**Written task:**
Track down the lines that contain "onset" and copy them.

Items from a figure collection:

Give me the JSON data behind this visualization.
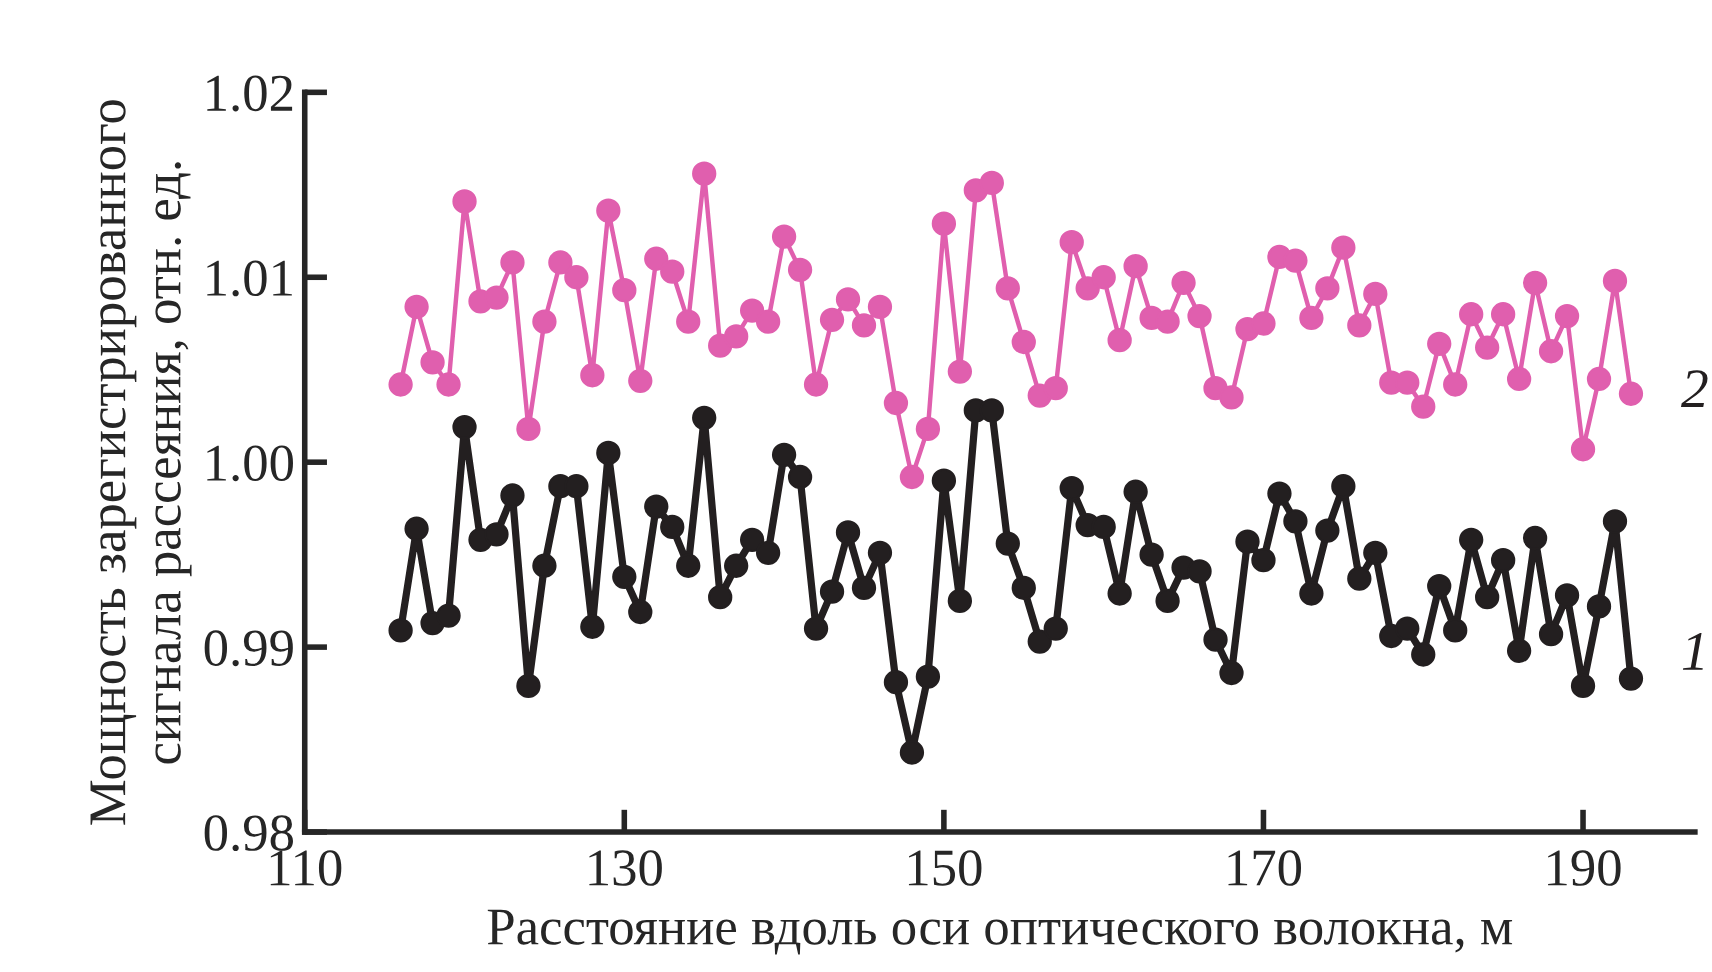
{
  "chart_data": {
    "type": "line",
    "xlabel": "Расстояние вдоль оси оптического волокна, м",
    "ylabel": "Мощность зарегистрированного\nсигнала рассеяния, отн. ед.",
    "x": [
      116,
      117,
      118,
      119,
      120,
      121,
      122,
      123,
      124,
      125,
      126,
      127,
      128,
      129,
      130,
      131,
      132,
      133,
      134,
      135,
      136,
      137,
      138,
      139,
      140,
      141,
      142,
      143,
      144,
      145,
      146,
      147,
      148,
      149,
      150,
      151,
      152,
      153,
      154,
      155,
      156,
      157,
      158,
      159,
      160,
      161,
      162,
      163,
      164,
      165,
      166,
      167,
      168,
      169,
      170,
      171,
      172,
      173,
      174,
      175,
      176,
      177,
      178,
      179,
      180,
      181,
      182,
      183,
      184,
      185,
      186,
      187,
      188,
      189,
      190,
      191,
      192,
      193
    ],
    "series": [
      {
        "name": "1",
        "color": "#231f20",
        "values": [
          0.9909,
          0.9964,
          0.9913,
          0.9917,
          1.0019,
          0.9958,
          0.9961,
          0.9982,
          0.9879,
          0.9944,
          0.9987,
          0.9987,
          0.9911,
          1.0005,
          0.9938,
          0.9919,
          0.9976,
          0.9965,
          0.9944,
          1.0024,
          0.9927,
          0.9944,
          0.9958,
          0.9951,
          1.0004,
          0.9992,
          0.991,
          0.993,
          0.9962,
          0.9932,
          0.9951,
          0.9881,
          0.9843,
          0.9884,
          0.999,
          0.9925,
          1.0028,
          1.0028,
          0.9956,
          0.9932,
          0.9903,
          0.991,
          0.9986,
          0.9966,
          0.9965,
          0.9929,
          0.9984,
          0.995,
          0.9925,
          0.9943,
          0.9941,
          0.9904,
          0.9886,
          0.9957,
          0.9947,
          0.9983,
          0.9968,
          0.9929,
          0.9963,
          0.9987,
          0.9937,
          0.9951,
          0.9906,
          0.991,
          0.9896,
          0.9933,
          0.9909,
          0.9958,
          0.9927,
          0.9947,
          0.9898,
          0.9959,
          0.9907,
          0.9928,
          0.9879,
          0.9922,
          0.9968,
          0.9883
        ]
      },
      {
        "name": "2",
        "color": "#e05fae",
        "values": [
          1.0042,
          1.0084,
          1.0054,
          1.0042,
          1.0141,
          1.0087,
          1.0089,
          1.0108,
          1.0018,
          1.0076,
          1.0108,
          1.01,
          1.0047,
          1.0136,
          1.0093,
          1.0044,
          1.011,
          1.0103,
          1.0076,
          1.0156,
          1.0063,
          1.0068,
          1.0082,
          1.0076,
          1.0122,
          1.0104,
          1.0042,
          1.0077,
          1.0088,
          1.0074,
          1.0084,
          1.0032,
          0.9992,
          1.0018,
          1.0129,
          1.0049,
          1.0147,
          1.0151,
          1.0094,
          1.0065,
          1.0036,
          1.004,
          1.0119,
          1.0094,
          1.01,
          1.0066,
          1.0106,
          1.0078,
          1.0076,
          1.0097,
          1.0079,
          1.004,
          1.0035,
          1.0072,
          1.0075,
          1.0111,
          1.0109,
          1.0078,
          1.0094,
          1.0116,
          1.0074,
          1.0091,
          1.0043,
          1.0043,
          1.003,
          1.0064,
          1.0042,
          1.008,
          1.0062,
          1.008,
          1.0045,
          1.0097,
          1.006,
          1.0079,
          1.0007,
          1.0045,
          1.0098,
          1.0037
        ]
      }
    ],
    "xlim": [
      110,
      197
    ],
    "xticks": [
      110,
      130,
      150,
      170,
      190
    ],
    "ylim": [
      0.98,
      1.02
    ],
    "yticks": [
      {
        "value": 0.98,
        "label": "0.98"
      },
      {
        "value": 0.99,
        "label": "0.99"
      },
      {
        "value": 1.0,
        "label": "1.00"
      },
      {
        "value": 1.01,
        "label": "1.01"
      },
      {
        "value": 1.02,
        "label": "1.02"
      }
    ],
    "marker": "circle",
    "line_style": "solid",
    "grid": false,
    "legend": false
  }
}
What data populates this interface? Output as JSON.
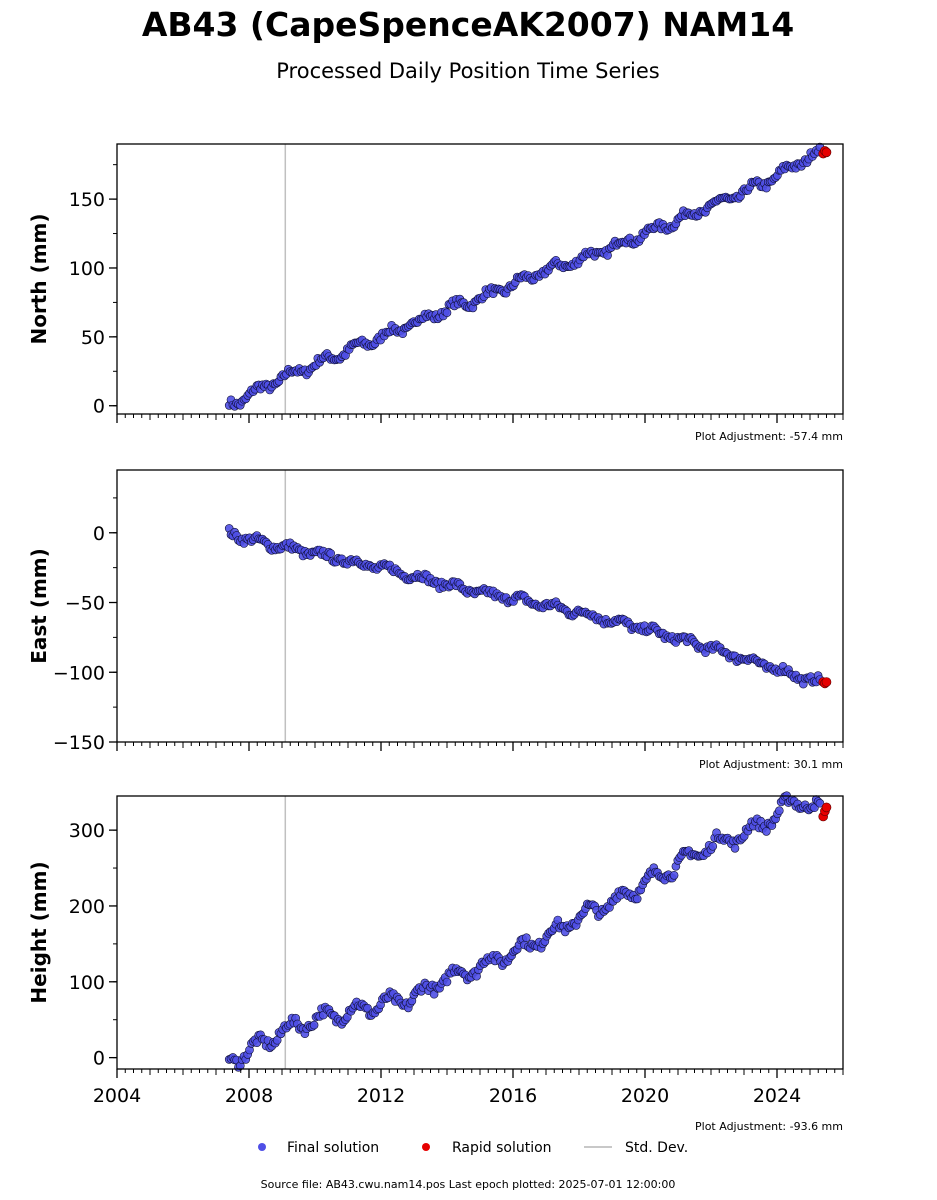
{
  "header": {
    "title": "AB43 (CapeSpenceAK2007) NAM14",
    "subtitle": "Processed Daily Position Time Series"
  },
  "legend": {
    "final_label": "Final solution",
    "rapid_label": "Rapid solution",
    "std_label": "Std. Dev."
  },
  "footer": {
    "text": "Source file: AB43.cwu.nam14.pos  Last epoch plotted: 2025-07-01 12:00:00"
  },
  "colors": {
    "final": "#4f4fe6",
    "final_edge": "#0f0f33",
    "rapid": "#e60000",
    "std": "#c8c8c8",
    "vline": "#c0c0c0"
  },
  "chart_data": [
    {
      "type": "scatter",
      "ylabel": "North (mm)",
      "xlim": [
        2004.0,
        2026.0
      ],
      "ylim": [
        -6,
        190
      ],
      "yticks": [
        0,
        50,
        100,
        150
      ],
      "ytick_labels": [
        "0",
        "50",
        "100",
        "150"
      ],
      "plot_adjustment": "Plot Adjustment: -57.4 mm",
      "vline_x": 2009.1,
      "series": [
        {
          "name": "Final solution",
          "x": [
            2007.4,
            2008.0,
            2009.0,
            2010.0,
            2011.0,
            2012.0,
            2013.0,
            2014.0,
            2015.0,
            2016.0,
            2017.0,
            2018.0,
            2019.0,
            2020.0,
            2021.0,
            2022.0,
            2023.0,
            2024.0,
            2025.3
          ],
          "y": [
            1,
            8,
            20,
            30,
            40,
            50,
            60,
            70,
            78,
            88,
            98,
            106,
            115,
            125,
            135,
            145,
            155,
            167,
            184
          ]
        },
        {
          "name": "Rapid solution",
          "x": [
            2025.4,
            2025.45,
            2025.5
          ],
          "y": [
            183,
            185,
            184
          ]
        }
      ]
    },
    {
      "type": "scatter",
      "ylabel": "East (mm)",
      "xlim": [
        2004.0,
        2026.0
      ],
      "ylim": [
        -150,
        45
      ],
      "yticks": [
        0,
        -50,
        -100,
        -150
      ],
      "ytick_labels": [
        "0",
        "−50",
        "−100",
        "−150"
      ],
      "plot_adjustment": "Plot Adjustment: 30.1 mm",
      "vline_x": 2009.1,
      "series": [
        {
          "name": "Final solution",
          "x": [
            2007.4,
            2008.0,
            2009.0,
            2010.0,
            2011.0,
            2012.0,
            2013.0,
            2014.0,
            2015.0,
            2016.0,
            2017.0,
            2018.0,
            2019.0,
            2020.0,
            2021.0,
            2022.0,
            2023.0,
            2024.0,
            2025.3
          ],
          "y": [
            0,
            -5,
            -10,
            -15,
            -20,
            -25,
            -31,
            -37,
            -43,
            -47,
            -52,
            -57,
            -63,
            -69,
            -76,
            -83,
            -90,
            -98,
            -107
          ]
        },
        {
          "name": "Rapid solution",
          "x": [
            2025.4,
            2025.45,
            2025.5
          ],
          "y": [
            -107,
            -108,
            -107
          ]
        }
      ]
    },
    {
      "type": "scatter",
      "ylabel": "Height (mm)",
      "xlim": [
        2004.0,
        2026.0
      ],
      "ylim": [
        -15,
        345
      ],
      "yticks": [
        0,
        100,
        200,
        300
      ],
      "ytick_labels": [
        "0",
        "100",
        "200",
        "300"
      ],
      "xticks": [
        2004,
        2008,
        2012,
        2016,
        2020,
        2024
      ],
      "xtick_labels": [
        "2004",
        "2008",
        "2012",
        "2016",
        "2020",
        "2024"
      ],
      "plot_adjustment": "Plot Adjustment: -93.6 mm",
      "vline_x": 2009.1,
      "series": [
        {
          "name": "Final solution",
          "x": [
            2007.4,
            2008.0,
            2008.5,
            2009.0,
            2010.0,
            2011.0,
            2012.0,
            2013.0,
            2014.0,
            2015.0,
            2016.0,
            2017.0,
            2018.0,
            2019.0,
            2020.0,
            2021.0,
            2022.0,
            2023.0,
            2024.0,
            2024.6,
            2025.3
          ],
          "y": [
            -5,
            10,
            20,
            35,
            50,
            60,
            70,
            80,
            105,
            120,
            140,
            160,
            185,
            205,
            230,
            255,
            280,
            295,
            320,
            340,
            325
          ]
        },
        {
          "name": "Rapid solution",
          "x": [
            2025.4,
            2025.45,
            2025.5
          ],
          "y": [
            318,
            325,
            330
          ]
        }
      ]
    }
  ]
}
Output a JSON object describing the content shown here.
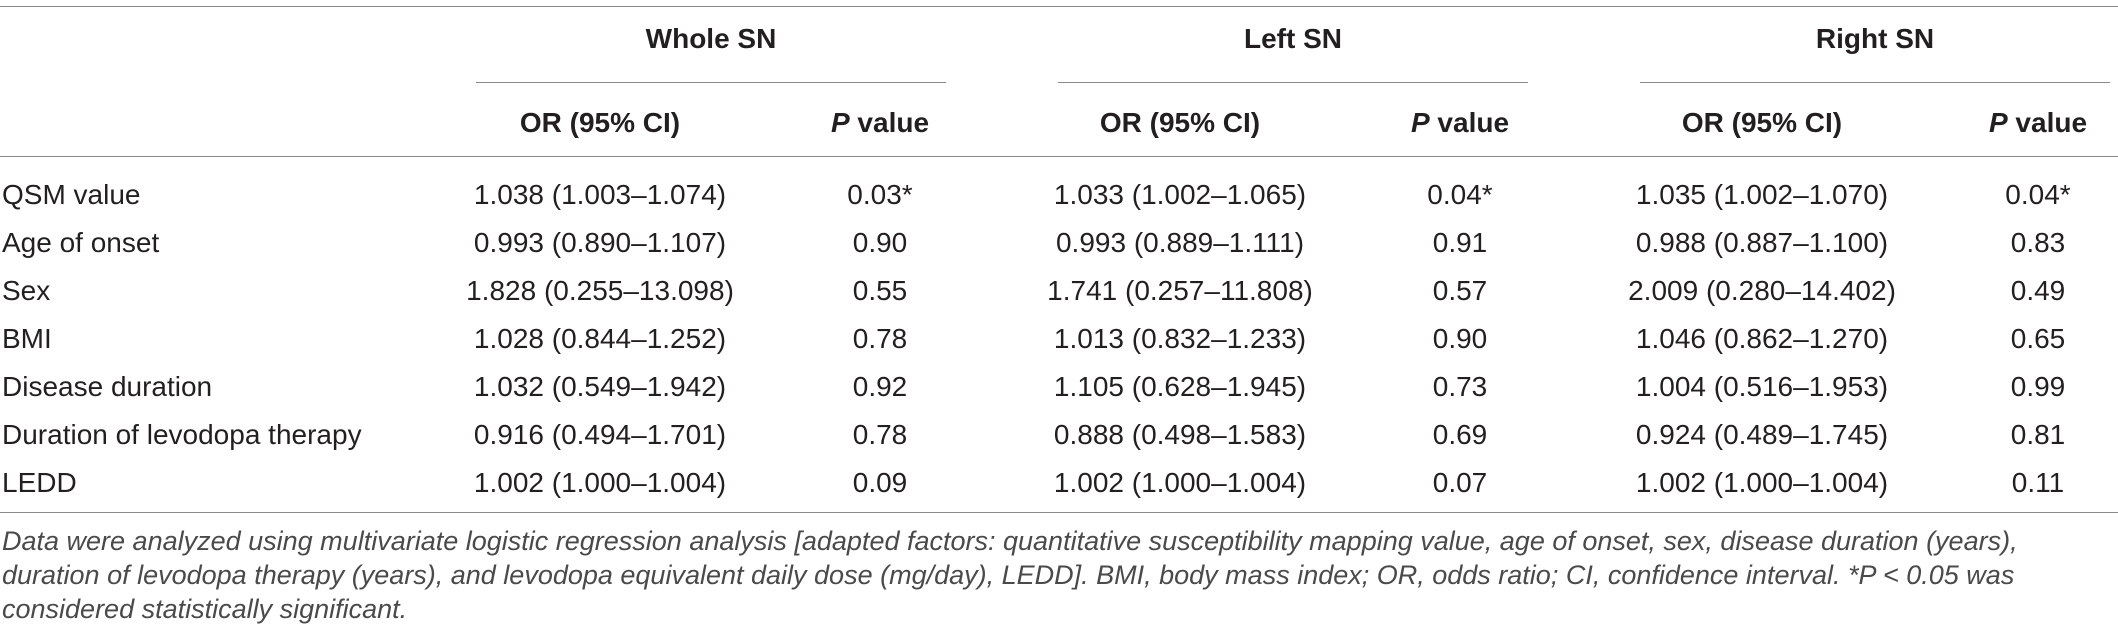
{
  "table": {
    "groups": [
      "Whole SN",
      "Left SN",
      "Right SN"
    ],
    "or_header": "OR (95% CI)",
    "p_header_italic": "P",
    "p_header_rest": " value",
    "rows": [
      {
        "label": "QSM value",
        "cells": [
          "1.038 (1.003–1.074)",
          "0.03*",
          "1.033 (1.002–1.065)",
          "0.04*",
          "1.035 (1.002–1.070)",
          "0.04*"
        ]
      },
      {
        "label": "Age of onset",
        "cells": [
          "0.993 (0.890–1.107)",
          "0.90",
          "0.993 (0.889–1.111)",
          "0.91",
          "0.988 (0.887–1.100)",
          "0.83"
        ]
      },
      {
        "label": "Sex",
        "cells": [
          "1.828 (0.255–13.098)",
          "0.55",
          "1.741 (0.257–11.808)",
          "0.57",
          "2.009 (0.280–14.402)",
          "0.49"
        ]
      },
      {
        "label": "BMI",
        "cells": [
          "1.028 (0.844–1.252)",
          "0.78",
          "1.013 (0.832–1.233)",
          "0.90",
          "1.046 (0.862–1.270)",
          "0.65"
        ]
      },
      {
        "label": "Disease duration",
        "cells": [
          "1.032 (0.549–1.942)",
          "0.92",
          "1.105 (0.628–1.945)",
          "0.73",
          "1.004 (0.516–1.953)",
          "0.99"
        ]
      },
      {
        "label": "Duration of levodopa therapy",
        "cells": [
          "0.916 (0.494–1.701)",
          "0.78",
          "0.888 (0.498–1.583)",
          "0.69",
          "0.924 (0.489–1.745)",
          "0.81"
        ]
      },
      {
        "label": "LEDD",
        "cells": [
          "1.002 (1.000–1.004)",
          "0.09",
          "1.002 (1.000–1.004)",
          "0.07",
          "1.002 (1.000–1.004)",
          "0.11"
        ]
      }
    ]
  },
  "footnote": "Data were analyzed using multivariate logistic regression analysis [adapted factors: quantitative susceptibility mapping value, age of onset, sex, disease duration (years), duration of levodopa therapy (years), and levodopa equivalent daily dose (mg/day), LEDD]. BMI, body mass index; OR, odds ratio; CI, confidence interval. *P < 0.05 was considered statistically significant."
}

**Answer for the task:**
        "label": "Age of onset",
  "footnote": "Data were analyzed using multivariate logistic regression analysis [adapted factors: quantitative susceptibility mapping value, age of onset, sex, disease duration (years), duration of levodopa therapy (years), and levodopa equivalent daily dose (mg/day), LEDD]. BMI, body mass index; OR, odds ratio; CI, confidence interval. *P < 0.05 was considered statistically significant."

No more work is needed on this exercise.